■ Exercise inputs:

= = = =

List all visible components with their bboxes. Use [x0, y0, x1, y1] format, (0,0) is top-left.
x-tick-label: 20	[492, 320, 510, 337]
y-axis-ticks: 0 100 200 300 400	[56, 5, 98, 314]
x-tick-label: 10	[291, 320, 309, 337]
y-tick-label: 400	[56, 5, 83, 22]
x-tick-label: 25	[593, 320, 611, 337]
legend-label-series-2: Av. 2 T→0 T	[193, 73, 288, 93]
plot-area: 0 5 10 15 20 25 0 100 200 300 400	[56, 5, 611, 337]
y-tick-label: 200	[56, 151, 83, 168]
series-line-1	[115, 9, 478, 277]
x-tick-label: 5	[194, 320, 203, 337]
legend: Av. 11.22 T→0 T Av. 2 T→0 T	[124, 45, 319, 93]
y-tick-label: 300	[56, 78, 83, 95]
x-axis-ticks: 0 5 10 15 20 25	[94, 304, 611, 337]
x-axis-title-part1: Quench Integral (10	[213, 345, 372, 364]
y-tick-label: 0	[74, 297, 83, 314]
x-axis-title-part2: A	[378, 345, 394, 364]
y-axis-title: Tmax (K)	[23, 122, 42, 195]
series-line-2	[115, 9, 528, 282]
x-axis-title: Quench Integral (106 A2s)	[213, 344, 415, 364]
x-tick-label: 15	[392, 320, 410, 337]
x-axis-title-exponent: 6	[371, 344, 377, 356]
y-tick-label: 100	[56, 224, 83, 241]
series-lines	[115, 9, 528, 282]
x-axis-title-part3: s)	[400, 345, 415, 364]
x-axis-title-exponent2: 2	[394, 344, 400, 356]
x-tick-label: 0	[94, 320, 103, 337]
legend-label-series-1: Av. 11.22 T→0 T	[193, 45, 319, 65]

= = = =

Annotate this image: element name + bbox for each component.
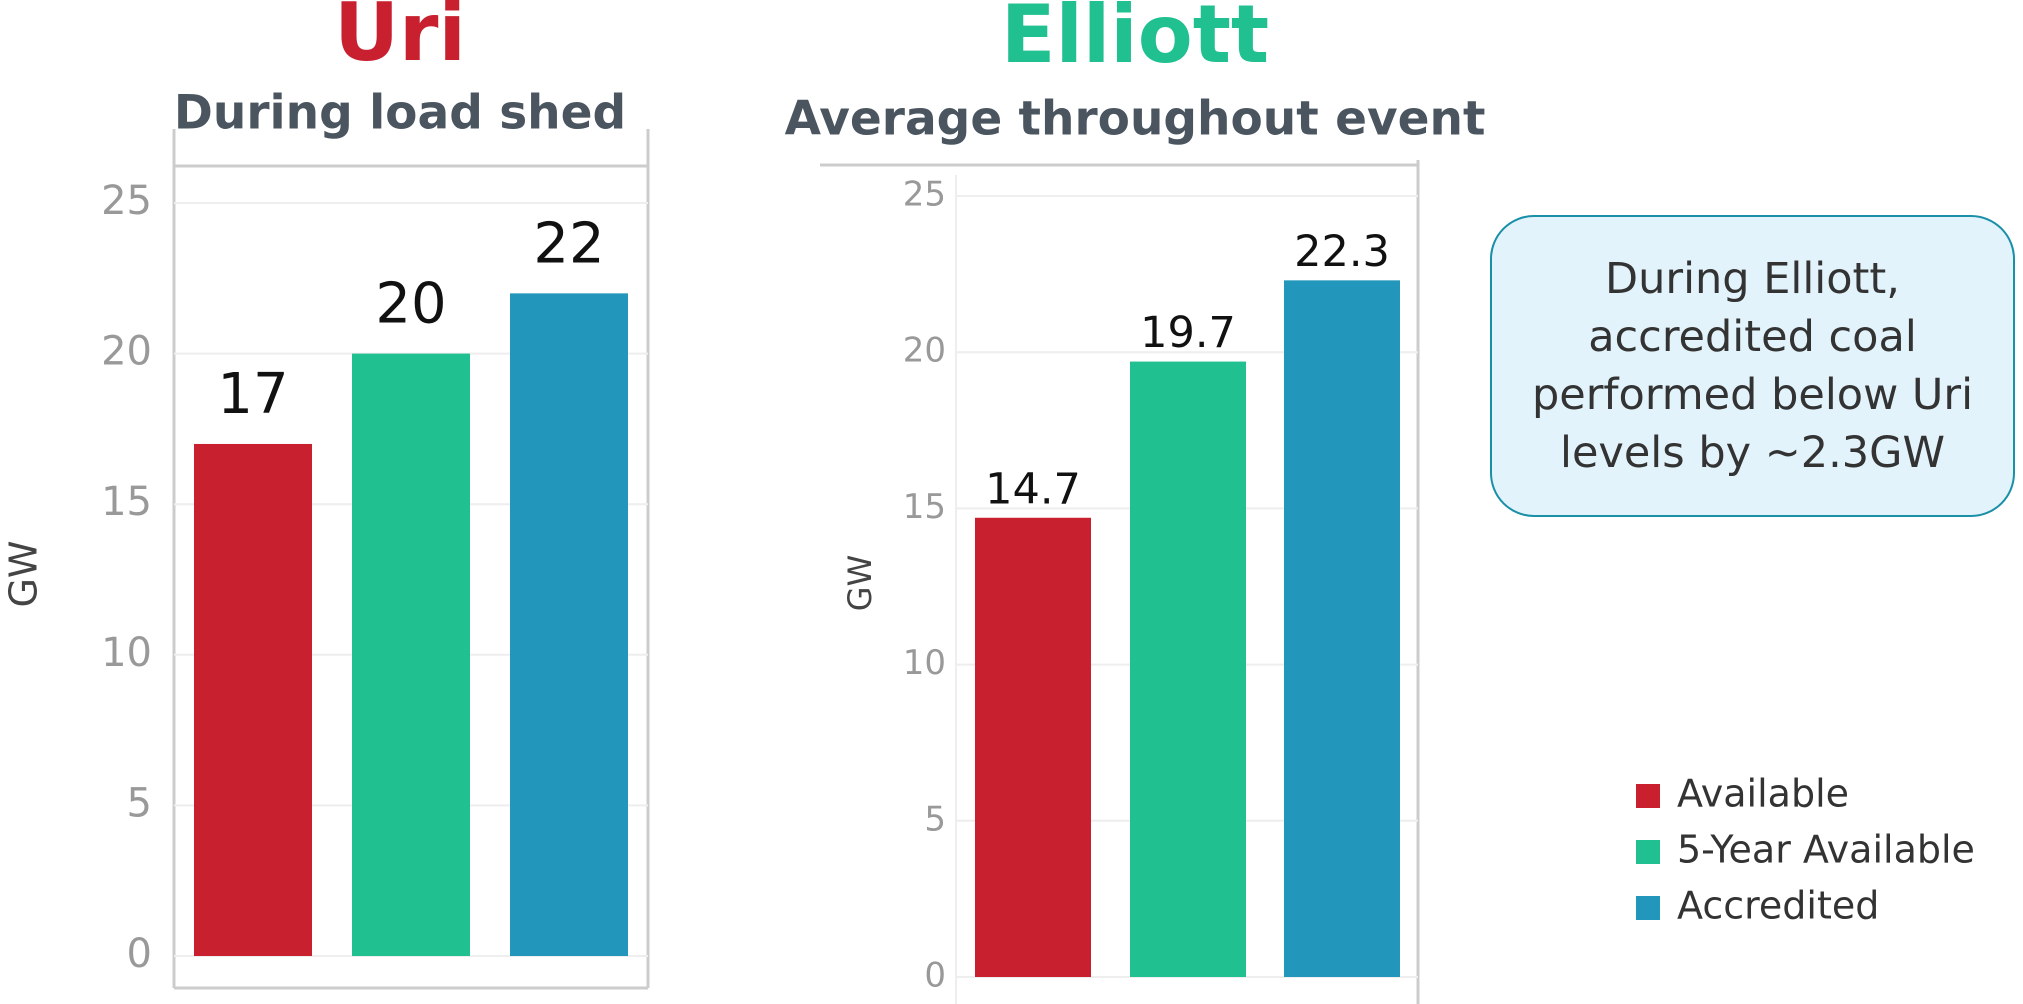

= = = =

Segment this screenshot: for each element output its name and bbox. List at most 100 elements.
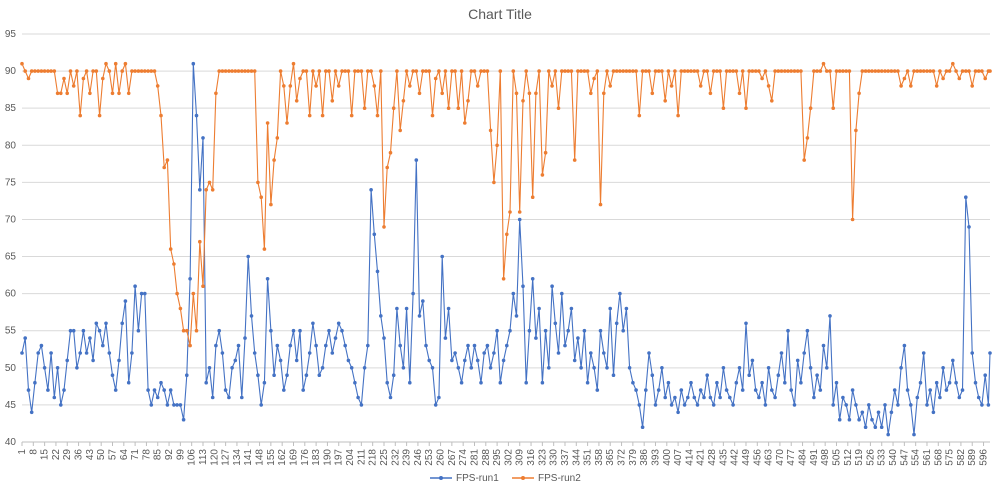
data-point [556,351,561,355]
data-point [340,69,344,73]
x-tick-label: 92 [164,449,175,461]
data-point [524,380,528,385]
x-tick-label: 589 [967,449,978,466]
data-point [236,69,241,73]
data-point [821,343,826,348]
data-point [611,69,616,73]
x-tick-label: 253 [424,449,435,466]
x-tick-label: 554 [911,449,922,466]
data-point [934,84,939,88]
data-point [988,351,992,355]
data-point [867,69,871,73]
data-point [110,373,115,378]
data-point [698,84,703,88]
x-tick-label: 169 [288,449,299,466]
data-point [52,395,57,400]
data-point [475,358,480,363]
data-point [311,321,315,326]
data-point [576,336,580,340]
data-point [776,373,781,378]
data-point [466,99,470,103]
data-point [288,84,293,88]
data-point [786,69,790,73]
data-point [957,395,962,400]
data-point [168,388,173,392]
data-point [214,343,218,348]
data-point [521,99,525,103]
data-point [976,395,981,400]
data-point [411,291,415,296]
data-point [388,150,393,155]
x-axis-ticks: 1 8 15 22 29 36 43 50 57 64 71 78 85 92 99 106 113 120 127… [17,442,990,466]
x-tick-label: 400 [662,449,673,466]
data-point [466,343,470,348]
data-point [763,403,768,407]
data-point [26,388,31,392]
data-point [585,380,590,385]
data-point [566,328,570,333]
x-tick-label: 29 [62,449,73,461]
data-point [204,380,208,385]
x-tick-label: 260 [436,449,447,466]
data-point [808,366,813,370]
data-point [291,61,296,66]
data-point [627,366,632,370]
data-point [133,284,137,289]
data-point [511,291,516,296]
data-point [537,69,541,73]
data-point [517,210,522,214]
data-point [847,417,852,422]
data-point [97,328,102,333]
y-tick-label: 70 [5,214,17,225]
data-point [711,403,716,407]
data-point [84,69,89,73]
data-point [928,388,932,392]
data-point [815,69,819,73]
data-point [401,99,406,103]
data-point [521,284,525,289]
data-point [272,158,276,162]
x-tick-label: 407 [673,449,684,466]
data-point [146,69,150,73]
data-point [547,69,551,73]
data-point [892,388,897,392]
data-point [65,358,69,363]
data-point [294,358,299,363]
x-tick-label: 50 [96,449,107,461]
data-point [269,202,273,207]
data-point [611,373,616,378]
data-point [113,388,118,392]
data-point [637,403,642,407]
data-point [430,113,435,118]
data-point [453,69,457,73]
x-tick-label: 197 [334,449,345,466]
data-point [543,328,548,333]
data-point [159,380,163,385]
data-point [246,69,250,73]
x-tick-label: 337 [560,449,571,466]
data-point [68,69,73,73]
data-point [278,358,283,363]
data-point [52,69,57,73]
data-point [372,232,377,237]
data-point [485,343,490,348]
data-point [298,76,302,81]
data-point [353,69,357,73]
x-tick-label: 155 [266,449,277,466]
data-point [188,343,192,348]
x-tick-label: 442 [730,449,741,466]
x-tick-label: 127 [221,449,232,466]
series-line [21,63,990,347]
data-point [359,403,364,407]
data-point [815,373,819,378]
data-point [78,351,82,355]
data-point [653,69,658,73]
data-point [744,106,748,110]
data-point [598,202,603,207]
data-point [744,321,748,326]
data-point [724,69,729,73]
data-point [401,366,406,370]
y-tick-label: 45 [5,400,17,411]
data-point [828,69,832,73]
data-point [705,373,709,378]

= = = =

■ Exercise description: Find every line in the entries above that contains the string "axis", treating uppercase and lowercase as different, and copy each of those lines in full.

■ Answer to the exercise:
y-axis-ticks: 0 100 200 300 400	[56, 5, 98, 314]
x-axis-ticks: 0 5 10 15 20 25	[94, 304, 611, 337]
x-axis-title-part1: Quench Integral (10	[213, 345, 372, 364]
x-axis-title-part2: A	[378, 345, 394, 364]
y-axis-title: Tmax (K)	[23, 122, 42, 195]
x-axis-title: Quench Integral (106 A2s)	[213, 344, 415, 364]
x-axis-title-exponent: 6	[371, 344, 377, 356]
x-axis-title-part3: s)	[400, 345, 415, 364]
x-axis-title-exponent2: 2	[394, 344, 400, 356]
x-axis-ticks: 1 8 15 22 29 36 43 50 57 64 71 78 85 92 99 106 113 120 127… [17,442,990,466]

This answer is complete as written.